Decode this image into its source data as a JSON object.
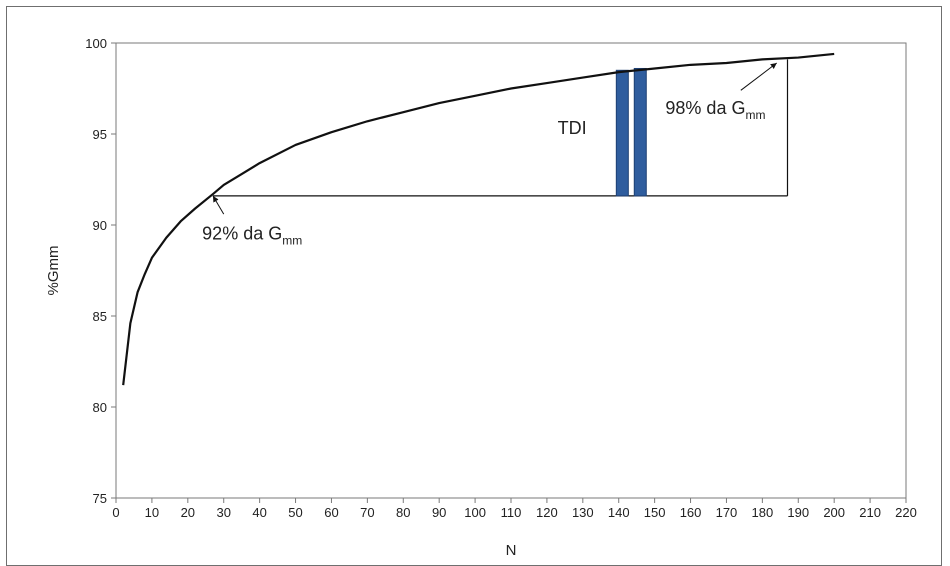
{
  "chart_data": {
    "type": "line",
    "xlabel": "N",
    "ylabel": "%Gmm",
    "xlim": [
      0,
      220
    ],
    "ylim": [
      75,
      100
    ],
    "xticks": [
      0,
      10,
      20,
      30,
      40,
      50,
      60,
      70,
      80,
      90,
      100,
      110,
      120,
      130,
      140,
      150,
      160,
      170,
      180,
      190,
      200,
      210,
      220
    ],
    "yticks": [
      75,
      80,
      85,
      90,
      95,
      100
    ],
    "grid": false,
    "series": [
      {
        "color": "#111111",
        "x": [
          2,
          4,
          6,
          8,
          10,
          14,
          18,
          22,
          27,
          30,
          35,
          40,
          50,
          60,
          70,
          80,
          90,
          100,
          110,
          120,
          130,
          140,
          150,
          160,
          170,
          180,
          190,
          200
        ],
        "y": [
          81.2,
          84.6,
          86.3,
          87.3,
          88.2,
          89.3,
          90.2,
          90.9,
          91.7,
          92.2,
          92.8,
          93.4,
          94.4,
          95.1,
          95.7,
          96.2,
          96.7,
          97.1,
          97.5,
          97.8,
          98.1,
          98.4,
          98.6,
          98.8,
          98.9,
          99.1,
          99.2,
          99.4
        ]
      }
    ],
    "reference_box": {
      "x_start": 27,
      "x_end": 187,
      "y_bottom": 91.6,
      "y_top": 99.1
    },
    "bars": {
      "color": "#2f5d9e",
      "items": [
        {
          "x": 141,
          "y_bottom": 91.6,
          "y_top": 98.5
        },
        {
          "x": 146,
          "y_bottom": 91.6,
          "y_top": 98.6
        }
      ]
    },
    "annotations": [
      {
        "text": "TDI",
        "x": 123,
        "y": 95.0
      },
      {
        "text": "92% da G",
        "subscript": "mm",
        "x": 24,
        "y": 89.2,
        "arrow_from": [
          30,
          90.6
        ],
        "arrow_to": [
          27,
          91.6
        ]
      },
      {
        "text": "98% da G",
        "subscript": "mm",
        "x": 153,
        "y": 96.1,
        "arrow_from": [
          174,
          97.4
        ],
        "arrow_to": [
          184,
          98.9
        ]
      }
    ]
  }
}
====
TASK TO CARRY OUT: Return the material word for word. Pictures are not part of the copy.

ANSWER BELOW:
Decode this image into its source data as a JSON object.
{
  "chart_data": {
    "type": "line",
    "xlabel": "N",
    "ylabel": "%Gmm",
    "xlim": [
      0,
      220
    ],
    "ylim": [
      75,
      100
    ],
    "xticks": [
      0,
      10,
      20,
      30,
      40,
      50,
      60,
      70,
      80,
      90,
      100,
      110,
      120,
      130,
      140,
      150,
      160,
      170,
      180,
      190,
      200,
      210,
      220
    ],
    "yticks": [
      75,
      80,
      85,
      90,
      95,
      100
    ],
    "grid": false,
    "series": [
      {
        "color": "#111111",
        "x": [
          2,
          4,
          6,
          8,
          10,
          14,
          18,
          22,
          27,
          30,
          35,
          40,
          50,
          60,
          70,
          80,
          90,
          100,
          110,
          120,
          130,
          140,
          150,
          160,
          170,
          180,
          190,
          200
        ],
        "y": [
          81.2,
          84.6,
          86.3,
          87.3,
          88.2,
          89.3,
          90.2,
          90.9,
          91.7,
          92.2,
          92.8,
          93.4,
          94.4,
          95.1,
          95.7,
          96.2,
          96.7,
          97.1,
          97.5,
          97.8,
          98.1,
          98.4,
          98.6,
          98.8,
          98.9,
          99.1,
          99.2,
          99.4
        ]
      }
    ],
    "reference_box": {
      "x_start": 27,
      "x_end": 187,
      "y_bottom": 91.6,
      "y_top": 99.1
    },
    "bars": {
      "color": "#2f5d9e",
      "items": [
        {
          "x": 141,
          "y_bottom": 91.6,
          "y_top": 98.5
        },
        {
          "x": 146,
          "y_bottom": 91.6,
          "y_top": 98.6
        }
      ]
    },
    "annotations": [
      {
        "text": "TDI",
        "x": 123,
        "y": 95.0
      },
      {
        "text": "92% da G",
        "subscript": "mm",
        "x": 24,
        "y": 89.2,
        "arrow_from": [
          30,
          90.6
        ],
        "arrow_to": [
          27,
          91.6
        ]
      },
      {
        "text": "98% da G",
        "subscript": "mm",
        "x": 153,
        "y": 96.1,
        "arrow_from": [
          174,
          97.4
        ],
        "arrow_to": [
          184,
          98.9
        ]
      }
    ]
  }
}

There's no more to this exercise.